(GIVEN RECORDS)
■ ■ ■ ■ ■ ■ ■

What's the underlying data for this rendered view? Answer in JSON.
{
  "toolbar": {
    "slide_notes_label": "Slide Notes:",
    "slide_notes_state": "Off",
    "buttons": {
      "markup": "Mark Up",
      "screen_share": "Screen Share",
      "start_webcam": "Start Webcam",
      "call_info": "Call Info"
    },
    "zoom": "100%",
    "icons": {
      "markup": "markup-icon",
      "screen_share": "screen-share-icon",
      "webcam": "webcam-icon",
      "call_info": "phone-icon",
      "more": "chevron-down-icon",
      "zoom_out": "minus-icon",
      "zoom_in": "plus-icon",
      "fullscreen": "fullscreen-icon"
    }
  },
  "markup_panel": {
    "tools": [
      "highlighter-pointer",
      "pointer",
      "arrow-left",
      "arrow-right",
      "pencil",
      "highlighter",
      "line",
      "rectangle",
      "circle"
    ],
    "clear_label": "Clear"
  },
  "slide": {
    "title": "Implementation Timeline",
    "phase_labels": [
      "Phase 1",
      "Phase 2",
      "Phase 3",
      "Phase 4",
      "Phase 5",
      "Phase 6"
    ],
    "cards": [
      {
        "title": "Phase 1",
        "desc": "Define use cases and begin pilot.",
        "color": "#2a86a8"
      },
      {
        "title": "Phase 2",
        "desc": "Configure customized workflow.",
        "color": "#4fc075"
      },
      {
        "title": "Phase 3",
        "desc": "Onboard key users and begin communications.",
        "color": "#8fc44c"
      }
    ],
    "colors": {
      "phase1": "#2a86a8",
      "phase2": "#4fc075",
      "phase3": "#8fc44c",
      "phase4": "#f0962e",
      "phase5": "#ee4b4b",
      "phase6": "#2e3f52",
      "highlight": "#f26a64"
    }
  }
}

■ ■ ■ ■ ■ ■ ■

(WHAT TO PRODUCE) Repeat the material above in full, keeping every word.

(RESPONSE TO THE TASK)
What's the underlying data for this rendered view? Answer in JSON.
{
  "toolbar": {
    "slide_notes_label": "Slide Notes:",
    "slide_notes_state": "Off",
    "buttons": {
      "markup": "Mark Up",
      "screen_share": "Screen Share",
      "start_webcam": "Start Webcam",
      "call_info": "Call Info"
    },
    "zoom": "100%",
    "icons": {
      "markup": "markup-icon",
      "screen_share": "screen-share-icon",
      "webcam": "webcam-icon",
      "call_info": "phone-icon",
      "more": "chevron-down-icon",
      "zoom_out": "minus-icon",
      "zoom_in": "plus-icon",
      "fullscreen": "fullscreen-icon"
    }
  },
  "markup_panel": {
    "tools": [
      "highlighter-pointer",
      "pointer",
      "arrow-left",
      "arrow-right",
      "pencil",
      "highlighter",
      "line",
      "rectangle",
      "circle"
    ],
    "clear_label": "Clear"
  },
  "slide": {
    "title": "Implementation Timeline",
    "phase_labels": [
      "Phase 1",
      "Phase 2",
      "Phase 3",
      "Phase 4",
      "Phase 5",
      "Phase 6"
    ],
    "cards": [
      {
        "title": "Phase 1",
        "desc": "Define use cases and begin pilot.",
        "color": "#2a86a8"
      },
      {
        "title": "Phase 2",
        "desc": "Configure customized workflow.",
        "color": "#4fc075"
      },
      {
        "title": "Phase 3",
        "desc": "Onboard key users and begin communications.",
        "color": "#8fc44c"
      }
    ],
    "colors": {
      "phase1": "#2a86a8",
      "phase2": "#4fc075",
      "phase3": "#8fc44c",
      "phase4": "#f0962e",
      "phase5": "#ee4b4b",
      "phase6": "#2e3f52",
      "highlight": "#f26a64"
    }
  }
}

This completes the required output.